## Exercise aim
Every line below should be repeated exactly.

● ● ● ● ● ● ●

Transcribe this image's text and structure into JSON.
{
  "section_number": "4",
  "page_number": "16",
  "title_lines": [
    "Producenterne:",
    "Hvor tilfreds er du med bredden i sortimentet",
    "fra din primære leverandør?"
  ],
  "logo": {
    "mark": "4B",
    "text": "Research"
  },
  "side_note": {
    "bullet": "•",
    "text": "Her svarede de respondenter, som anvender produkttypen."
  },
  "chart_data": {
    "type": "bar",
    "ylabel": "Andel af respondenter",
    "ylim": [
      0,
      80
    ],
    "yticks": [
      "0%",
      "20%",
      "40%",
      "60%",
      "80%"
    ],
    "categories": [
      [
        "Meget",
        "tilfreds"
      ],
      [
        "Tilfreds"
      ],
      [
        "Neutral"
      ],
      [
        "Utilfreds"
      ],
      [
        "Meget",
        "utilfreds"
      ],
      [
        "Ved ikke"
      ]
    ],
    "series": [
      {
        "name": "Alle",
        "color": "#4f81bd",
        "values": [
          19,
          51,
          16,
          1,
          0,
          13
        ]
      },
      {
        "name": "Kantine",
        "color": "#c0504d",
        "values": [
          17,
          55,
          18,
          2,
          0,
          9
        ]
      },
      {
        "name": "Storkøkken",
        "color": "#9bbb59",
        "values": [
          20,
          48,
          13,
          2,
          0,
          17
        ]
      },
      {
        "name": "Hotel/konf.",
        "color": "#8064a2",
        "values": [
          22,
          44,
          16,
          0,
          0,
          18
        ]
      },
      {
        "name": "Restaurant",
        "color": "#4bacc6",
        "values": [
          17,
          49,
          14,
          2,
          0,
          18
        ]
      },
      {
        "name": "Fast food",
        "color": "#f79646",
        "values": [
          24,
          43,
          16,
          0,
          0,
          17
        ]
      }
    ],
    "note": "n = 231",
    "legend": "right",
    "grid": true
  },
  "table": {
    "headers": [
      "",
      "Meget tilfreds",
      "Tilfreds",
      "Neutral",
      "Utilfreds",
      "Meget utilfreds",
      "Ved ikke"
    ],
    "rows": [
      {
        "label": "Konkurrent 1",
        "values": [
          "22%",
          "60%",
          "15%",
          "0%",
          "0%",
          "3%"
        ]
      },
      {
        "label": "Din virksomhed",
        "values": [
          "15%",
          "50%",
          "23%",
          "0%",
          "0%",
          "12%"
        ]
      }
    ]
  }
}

● ● ● ● ● ● ●

## Task answer
Transcribe this image's text and structure into JSON.
{
  "section_number": "4",
  "page_number": "16",
  "title_lines": [
    "Producenterne:",
    "Hvor tilfreds er du med bredden i sortimentet",
    "fra din primære leverandør?"
  ],
  "logo": {
    "mark": "4B",
    "text": "Research"
  },
  "side_note": {
    "bullet": "•",
    "text": "Her svarede de respondenter, som anvender produkttypen."
  },
  "chart_data": {
    "type": "bar",
    "ylabel": "Andel af respondenter",
    "ylim": [
      0,
      80
    ],
    "yticks": [
      "0%",
      "20%",
      "40%",
      "60%",
      "80%"
    ],
    "categories": [
      [
        "Meget",
        "tilfreds"
      ],
      [
        "Tilfreds"
      ],
      [
        "Neutral"
      ],
      [
        "Utilfreds"
      ],
      [
        "Meget",
        "utilfreds"
      ],
      [
        "Ved ikke"
      ]
    ],
    "series": [
      {
        "name": "Alle",
        "color": "#4f81bd",
        "values": [
          19,
          51,
          16,
          1,
          0,
          13
        ]
      },
      {
        "name": "Kantine",
        "color": "#c0504d",
        "values": [
          17,
          55,
          18,
          2,
          0,
          9
        ]
      },
      {
        "name": "Storkøkken",
        "color": "#9bbb59",
        "values": [
          20,
          48,
          13,
          2,
          0,
          17
        ]
      },
      {
        "name": "Hotel/konf.",
        "color": "#8064a2",
        "values": [
          22,
          44,
          16,
          0,
          0,
          18
        ]
      },
      {
        "name": "Restaurant",
        "color": "#4bacc6",
        "values": [
          17,
          49,
          14,
          2,
          0,
          18
        ]
      },
      {
        "name": "Fast food",
        "color": "#f79646",
        "values": [
          24,
          43,
          16,
          0,
          0,
          17
        ]
      }
    ],
    "note": "n = 231",
    "legend": "right",
    "grid": true
  },
  "table": {
    "headers": [
      "",
      "Meget tilfreds",
      "Tilfreds",
      "Neutral",
      "Utilfreds",
      "Meget utilfreds",
      "Ved ikke"
    ],
    "rows": [
      {
        "label": "Konkurrent 1",
        "values": [
          "22%",
          "60%",
          "15%",
          "0%",
          "0%",
          "3%"
        ]
      },
      {
        "label": "Din virksomhed",
        "values": [
          "15%",
          "50%",
          "23%",
          "0%",
          "0%",
          "12%"
        ]
      }
    ]
  }
}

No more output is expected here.